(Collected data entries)
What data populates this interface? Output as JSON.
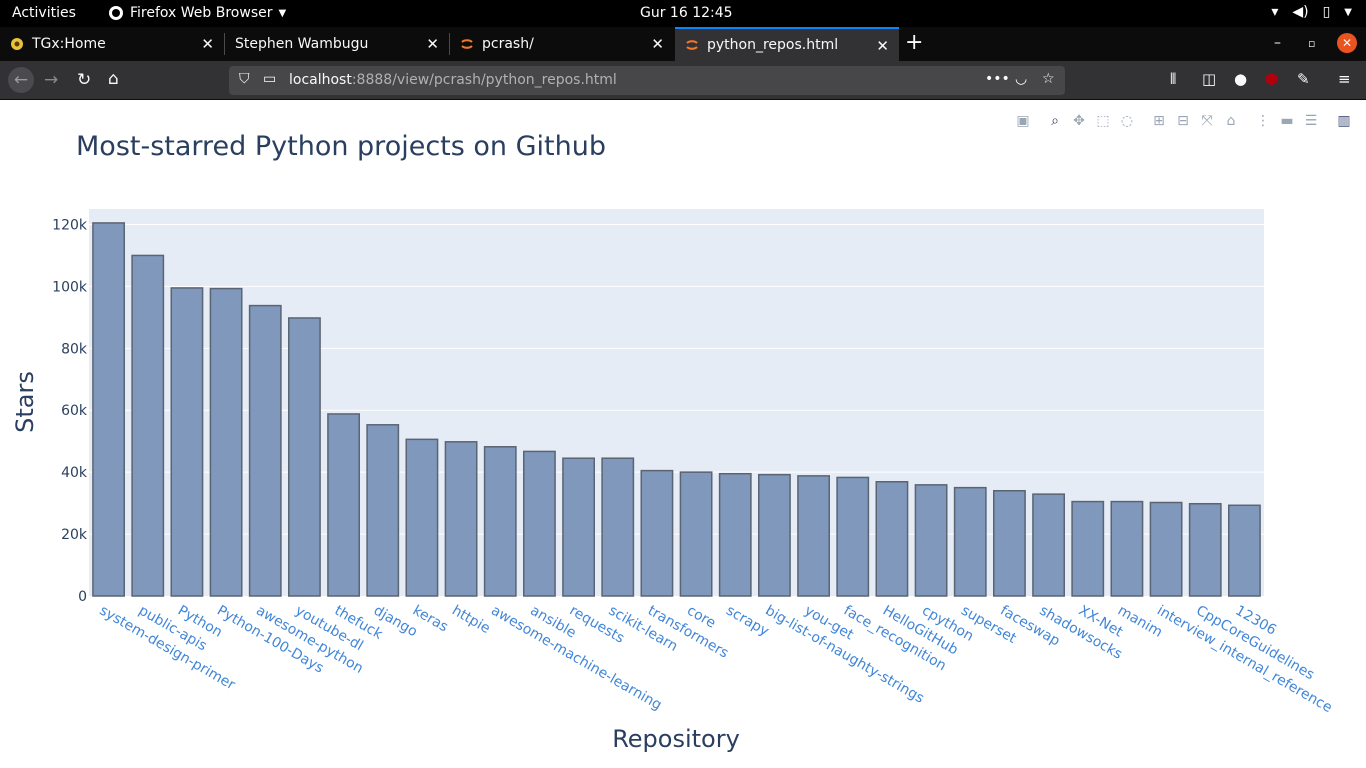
{
  "system": {
    "activities": "Activities",
    "app_name": "Firefox Web Browser",
    "clock": "Gur 16  12:45"
  },
  "tabs": [
    {
      "label": "TGx:Home",
      "close": "✕"
    },
    {
      "label": "Stephen Wambugu",
      "close": "✕"
    },
    {
      "label": "pcrash/",
      "close": "✕"
    },
    {
      "label": "python_repos.html",
      "close": "✕"
    }
  ],
  "urlbar": {
    "host": "localhost",
    "path": ":8888/view/pcrash/python_repos.html"
  },
  "chart_data": {
    "type": "bar",
    "title": "Most-starred Python projects on Github",
    "xlabel": "Repository",
    "ylabel": "Stars",
    "ylim": [
      0,
      125000
    ],
    "yticks": [
      0,
      20000,
      40000,
      60000,
      80000,
      100000,
      120000
    ],
    "ytick_labels": [
      "0",
      "20k",
      "40k",
      "60k",
      "80k",
      "100k",
      "120k"
    ],
    "grid": true,
    "bar_color": "#7f98bc",
    "bar_outline": "#5b6473",
    "plot_bg": "#e5ecf6",
    "categories": [
      "system-design-primer",
      "public-apis",
      "Python",
      "Python-100-Days",
      "awesome-python",
      "youtube-dl",
      "thefuck",
      "django",
      "keras",
      "httpie",
      "awesome-machine-learning",
      "ansible",
      "requests",
      "scikit-learn",
      "transformers",
      "core",
      "scrapy",
      "big-list-of-naughty-strings",
      "you-get",
      "face_recognition",
      "HelloGitHub",
      "cpython",
      "superset",
      "faceswap",
      "shadowsocks",
      "XX-Net",
      "manim",
      "interview_internal_reference",
      "CppCoreGuidelines",
      "12306"
    ],
    "values": [
      120500,
      110000,
      99500,
      99300,
      93800,
      89800,
      58800,
      55300,
      50600,
      49800,
      48200,
      46700,
      44500,
      44500,
      40500,
      40000,
      39500,
      39200,
      38800,
      38300,
      36900,
      35900,
      35000,
      34000,
      32900,
      30500,
      30500,
      30200,
      29800,
      29300
    ]
  }
}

§ To be done: Copy the material above exactly and drop the pictures.

§ Output:
What data populates this interface? Output as JSON.
{
  "system": {
    "activities": "Activities",
    "app_name": "Firefox Web Browser",
    "clock": "Gur 16  12:45"
  },
  "tabs": [
    {
      "label": "TGx:Home",
      "close": "✕"
    },
    {
      "label": "Stephen Wambugu",
      "close": "✕"
    },
    {
      "label": "pcrash/",
      "close": "✕"
    },
    {
      "label": "python_repos.html",
      "close": "✕"
    }
  ],
  "urlbar": {
    "host": "localhost",
    "path": ":8888/view/pcrash/python_repos.html"
  },
  "chart_data": {
    "type": "bar",
    "title": "Most-starred Python projects on Github",
    "xlabel": "Repository",
    "ylabel": "Stars",
    "ylim": [
      0,
      125000
    ],
    "yticks": [
      0,
      20000,
      40000,
      60000,
      80000,
      100000,
      120000
    ],
    "ytick_labels": [
      "0",
      "20k",
      "40k",
      "60k",
      "80k",
      "100k",
      "120k"
    ],
    "grid": true,
    "bar_color": "#7f98bc",
    "bar_outline": "#5b6473",
    "plot_bg": "#e5ecf6",
    "categories": [
      "system-design-primer",
      "public-apis",
      "Python",
      "Python-100-Days",
      "awesome-python",
      "youtube-dl",
      "thefuck",
      "django",
      "keras",
      "httpie",
      "awesome-machine-learning",
      "ansible",
      "requests",
      "scikit-learn",
      "transformers",
      "core",
      "scrapy",
      "big-list-of-naughty-strings",
      "you-get",
      "face_recognition",
      "HelloGitHub",
      "cpython",
      "superset",
      "faceswap",
      "shadowsocks",
      "XX-Net",
      "manim",
      "interview_internal_reference",
      "CppCoreGuidelines",
      "12306"
    ],
    "values": [
      120500,
      110000,
      99500,
      99300,
      93800,
      89800,
      58800,
      55300,
      50600,
      49800,
      48200,
      46700,
      44500,
      44500,
      40500,
      40000,
      39500,
      39200,
      38800,
      38300,
      36900,
      35900,
      35000,
      34000,
      32900,
      30500,
      30500,
      30200,
      29800,
      29300
    ]
  }
}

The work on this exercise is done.